▶ Record list
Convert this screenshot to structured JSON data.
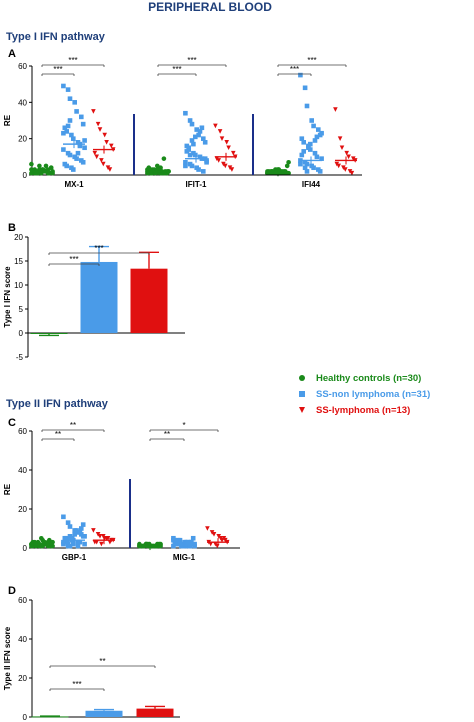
{
  "figure_title": "PERIPHERAL BLOOD",
  "section1_title": "Type I IFN pathway",
  "section2_title": "Type II IFN pathway",
  "colors": {
    "healthy": "#1a8a1a",
    "ss_non": "#4a9be8",
    "ss_lymph": "#e01010",
    "title": "#1f3f7a",
    "axis": "#000000",
    "divider": "#1a2f8a"
  },
  "legend": [
    {
      "label": "Healthy controls (n=30)",
      "marker": "circle",
      "color": "#1a8a1a"
    },
    {
      "label": "SS-non lymphoma (n=31)",
      "marker": "square",
      "color": "#4a9be8"
    },
    {
      "label": "SS-lymphoma (n=13)",
      "marker": "triangle-down",
      "color": "#e01010"
    }
  ],
  "chart_data": [
    {
      "panel": "A",
      "type": "scatter",
      "ylabel": "RE",
      "ylim": [
        0,
        60
      ],
      "yticks": [
        0,
        20,
        40,
        60
      ],
      "groups": [
        {
          "name": "MX-1",
          "medians": [
            2,
            17,
            14
          ],
          "significance": [
            {
              "label": "***",
              "from": 0,
              "to": 1
            },
            {
              "label": "***",
              "from": 0,
              "to": 2
            }
          ]
        },
        {
          "name": "IFIT-1",
          "medians": [
            2,
            9,
            10
          ],
          "significance": [
            {
              "label": "***",
              "from": 0,
              "to": 1
            },
            {
              "label": "***",
              "from": 0,
              "to": 2
            }
          ]
        },
        {
          "name": "IFI44",
          "medians": [
            1.5,
            8,
            8
          ],
          "significance": [
            {
              "label": "***",
              "from": 0,
              "to": 1
            },
            {
              "label": "***",
              "from": 0,
              "to": 2
            }
          ]
        }
      ],
      "points": [
        [
          [
            1,
            1.5,
            2,
            3,
            2.5,
            1,
            4,
            2,
            3,
            5,
            1,
            2,
            3,
            1,
            6,
            2,
            1,
            3,
            2,
            1,
            4,
            2,
            1,
            3,
            2,
            5,
            1,
            2,
            3,
            1
          ],
          [
            49,
            47,
            42,
            40,
            35,
            32,
            28,
            26,
            24,
            22,
            20,
            18,
            17,
            15,
            14,
            12,
            11,
            10,
            9,
            8,
            7,
            6,
            5,
            4,
            3,
            12,
            16,
            19,
            23,
            27,
            30
          ],
          [
            35,
            28,
            25,
            22,
            18,
            16,
            14,
            12,
            10,
            8,
            6,
            4,
            3
          ]
        ],
        [
          [
            2,
            1,
            3,
            2,
            4,
            1,
            2,
            3,
            1,
            2,
            5,
            1,
            9,
            2,
            3,
            1,
            2,
            3,
            1,
            2,
            1,
            4,
            2,
            1,
            3,
            2,
            1,
            2,
            1,
            3
          ],
          [
            34,
            30,
            28,
            25,
            22,
            20,
            18,
            16,
            14,
            12,
            11,
            10,
            9,
            8,
            7,
            6,
            5,
            4,
            3,
            2,
            9,
            13,
            15,
            17,
            21,
            24,
            26,
            7,
            5,
            11,
            19
          ],
          [
            27,
            24,
            20,
            18,
            15,
            12,
            10,
            9,
            8,
            6,
            5,
            4,
            3
          ]
        ],
        [
          [
            1,
            2,
            1,
            3,
            2,
            1,
            5,
            2,
            1,
            3,
            1,
            2,
            1,
            7,
            1,
            2,
            1,
            3,
            1,
            2,
            1,
            1,
            2,
            1,
            3,
            1,
            2,
            1,
            2,
            1
          ],
          [
            55,
            48,
            38,
            30,
            27,
            25,
            22,
            20,
            18,
            16,
            14,
            12,
            10,
            9,
            8,
            7,
            6,
            5,
            4,
            3,
            2,
            11,
            13,
            15,
            17,
            19,
            21,
            23,
            6,
            4,
            2
          ],
          [
            36,
            20,
            15,
            12,
            10,
            9,
            8,
            6,
            5,
            4,
            3,
            2,
            1
          ]
        ]
      ]
    },
    {
      "panel": "B",
      "type": "bar",
      "ylabel": "Type I IFN score",
      "ylim": [
        -5,
        20
      ],
      "yticks": [
        -5,
        0,
        5,
        10,
        15,
        20
      ],
      "values": [
        -0.2,
        14.8,
        13.4
      ],
      "errors": [
        0.3,
        3.2,
        3.4
      ],
      "significance": [
        {
          "label": "***",
          "from": 0,
          "to": 1
        },
        {
          "label": "***",
          "from": 0,
          "to": 2
        }
      ]
    },
    {
      "panel": "C",
      "type": "scatter",
      "ylabel": "RE",
      "ylim": [
        0,
        60
      ],
      "yticks": [
        0,
        20,
        40,
        60
      ],
      "groups": [
        {
          "name": "GBP-1",
          "medians": [
            2,
            4,
            4
          ],
          "significance": [
            {
              "label": "**",
              "from": 0,
              "to": 1
            },
            {
              "label": "**",
              "from": 0,
              "to": 2
            }
          ]
        },
        {
          "name": "MIG-1",
          "medians": [
            1,
            2,
            3
          ],
          "significance": [
            {
              "label": "**",
              "from": 0,
              "to": 1
            },
            {
              "label": "*",
              "from": 0,
              "to": 2
            }
          ]
        }
      ],
      "points": [
        [
          [
            1,
            2,
            3,
            1,
            2,
            4,
            1,
            3,
            2,
            1,
            5,
            2,
            1,
            3,
            2,
            1,
            2,
            4,
            3,
            1,
            2,
            1,
            3,
            2,
            1,
            2,
            3,
            1,
            2,
            1
          ],
          [
            16,
            13,
            11,
            9,
            8,
            7,
            6,
            5,
            5,
            4,
            4,
            3,
            3,
            2,
            2,
            1,
            6,
            7,
            9,
            10,
            12,
            3,
            4,
            5,
            2,
            1,
            8,
            6,
            3,
            2,
            1
          ],
          [
            9,
            7,
            6,
            5,
            5,
            4,
            4,
            3,
            3,
            2,
            6,
            5,
            3
          ]
        ],
        [
          [
            1,
            1,
            2,
            1,
            1,
            2,
            1,
            1,
            1,
            2,
            1,
            1,
            1,
            2,
            1,
            1,
            2,
            1,
            1,
            1,
            2,
            1,
            1,
            1,
            2,
            1,
            1,
            1,
            2,
            1
          ],
          [
            5,
            4,
            4,
            3,
            3,
            3,
            2,
            2,
            2,
            2,
            1,
            1,
            1,
            1,
            4,
            3,
            2,
            1,
            2,
            3,
            5,
            4,
            2,
            1,
            2,
            3,
            1,
            2,
            1,
            3,
            2
          ],
          [
            10,
            8,
            7,
            6,
            5,
            4,
            3,
            3,
            2,
            2,
            1,
            4,
            5
          ]
        ]
      ]
    },
    {
      "panel": "D",
      "type": "bar",
      "ylabel": "Type II IFN score",
      "ylim": [
        0,
        60
      ],
      "yticks": [
        0,
        20,
        40,
        60
      ],
      "values": [
        0.3,
        3.2,
        4.3
      ],
      "errors": [
        0.2,
        0.6,
        1.1
      ],
      "significance": [
        {
          "label": "***",
          "from": 0,
          "to": 1
        },
        {
          "label": "**",
          "from": 0,
          "to": 2
        }
      ]
    }
  ]
}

▶ Instruction
In the records above, how many lines contain the string "marker"? State that number only.

▶ Exercise answer
3